Set exercise:
Take every line that has the string "中图分类号" and copy it out.

Supplied entries:

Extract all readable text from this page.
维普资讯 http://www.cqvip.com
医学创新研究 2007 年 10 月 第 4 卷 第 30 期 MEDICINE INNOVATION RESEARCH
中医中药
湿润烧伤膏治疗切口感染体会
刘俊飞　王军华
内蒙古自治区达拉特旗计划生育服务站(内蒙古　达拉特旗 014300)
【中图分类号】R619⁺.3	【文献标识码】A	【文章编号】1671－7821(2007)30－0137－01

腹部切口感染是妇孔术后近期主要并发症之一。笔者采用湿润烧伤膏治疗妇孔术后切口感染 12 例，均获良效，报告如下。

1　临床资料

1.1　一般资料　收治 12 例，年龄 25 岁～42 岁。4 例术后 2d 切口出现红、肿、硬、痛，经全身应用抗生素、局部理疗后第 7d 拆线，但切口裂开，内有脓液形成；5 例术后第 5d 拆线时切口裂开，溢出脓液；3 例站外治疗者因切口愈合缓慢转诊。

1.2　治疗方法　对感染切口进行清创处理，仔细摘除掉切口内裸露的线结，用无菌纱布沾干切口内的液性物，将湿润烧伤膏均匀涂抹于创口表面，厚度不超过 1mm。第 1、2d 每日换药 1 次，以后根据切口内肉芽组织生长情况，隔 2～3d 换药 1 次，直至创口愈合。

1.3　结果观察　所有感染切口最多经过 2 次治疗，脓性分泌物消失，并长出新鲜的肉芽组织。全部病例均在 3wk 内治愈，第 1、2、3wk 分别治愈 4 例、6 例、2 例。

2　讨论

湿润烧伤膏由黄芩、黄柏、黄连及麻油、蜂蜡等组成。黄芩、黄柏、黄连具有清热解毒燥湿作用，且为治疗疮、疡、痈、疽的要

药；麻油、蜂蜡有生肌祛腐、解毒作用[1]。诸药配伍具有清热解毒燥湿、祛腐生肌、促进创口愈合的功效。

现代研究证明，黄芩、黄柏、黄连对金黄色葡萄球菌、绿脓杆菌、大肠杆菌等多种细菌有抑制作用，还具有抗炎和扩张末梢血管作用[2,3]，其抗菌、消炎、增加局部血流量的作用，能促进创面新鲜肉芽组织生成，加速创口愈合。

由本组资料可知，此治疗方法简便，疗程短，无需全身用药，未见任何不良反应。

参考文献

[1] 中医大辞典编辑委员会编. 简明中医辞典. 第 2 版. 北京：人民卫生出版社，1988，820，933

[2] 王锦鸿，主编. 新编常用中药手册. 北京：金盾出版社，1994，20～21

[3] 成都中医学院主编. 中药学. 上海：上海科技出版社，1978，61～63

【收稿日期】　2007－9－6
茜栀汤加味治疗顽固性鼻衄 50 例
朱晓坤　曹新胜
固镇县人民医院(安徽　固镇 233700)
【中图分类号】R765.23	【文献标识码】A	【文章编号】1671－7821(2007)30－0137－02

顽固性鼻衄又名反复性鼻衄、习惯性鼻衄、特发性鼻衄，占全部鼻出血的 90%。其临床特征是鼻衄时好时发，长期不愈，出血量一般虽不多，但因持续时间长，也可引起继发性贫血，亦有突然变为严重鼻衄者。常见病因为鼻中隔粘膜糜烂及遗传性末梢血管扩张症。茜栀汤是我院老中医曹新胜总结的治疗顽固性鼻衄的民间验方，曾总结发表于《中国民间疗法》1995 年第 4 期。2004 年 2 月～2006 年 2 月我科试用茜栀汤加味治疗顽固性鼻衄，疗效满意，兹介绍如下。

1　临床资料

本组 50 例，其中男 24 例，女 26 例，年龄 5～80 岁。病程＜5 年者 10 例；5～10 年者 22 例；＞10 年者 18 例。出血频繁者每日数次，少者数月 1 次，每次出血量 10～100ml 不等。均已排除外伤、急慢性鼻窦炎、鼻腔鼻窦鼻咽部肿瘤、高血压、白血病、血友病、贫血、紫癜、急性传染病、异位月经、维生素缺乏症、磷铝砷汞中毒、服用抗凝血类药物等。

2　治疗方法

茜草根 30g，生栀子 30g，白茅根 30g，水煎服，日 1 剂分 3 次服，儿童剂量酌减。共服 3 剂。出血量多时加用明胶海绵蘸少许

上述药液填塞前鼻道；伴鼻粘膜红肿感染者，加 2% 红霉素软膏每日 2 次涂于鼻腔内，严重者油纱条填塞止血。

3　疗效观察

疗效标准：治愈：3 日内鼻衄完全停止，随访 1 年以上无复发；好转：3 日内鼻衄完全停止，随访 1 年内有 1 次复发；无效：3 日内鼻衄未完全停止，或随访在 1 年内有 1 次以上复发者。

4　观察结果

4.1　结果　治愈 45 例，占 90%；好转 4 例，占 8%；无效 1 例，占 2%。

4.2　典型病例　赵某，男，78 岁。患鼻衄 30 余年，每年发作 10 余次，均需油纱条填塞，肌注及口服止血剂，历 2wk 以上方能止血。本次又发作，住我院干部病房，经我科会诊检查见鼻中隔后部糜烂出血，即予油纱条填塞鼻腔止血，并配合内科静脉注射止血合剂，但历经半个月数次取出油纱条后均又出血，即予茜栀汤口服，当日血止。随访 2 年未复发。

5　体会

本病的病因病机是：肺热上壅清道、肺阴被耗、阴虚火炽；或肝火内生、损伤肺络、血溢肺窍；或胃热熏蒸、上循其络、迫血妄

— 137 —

Solution:
【中图分类号】R619⁺.3	【文献标识码】A	【文章编号】1671－7821(2007)30－0137－01
【中图分类号】R765.23	【文献标识码】A	【文章编号】1671－7821(2007)30－0137－02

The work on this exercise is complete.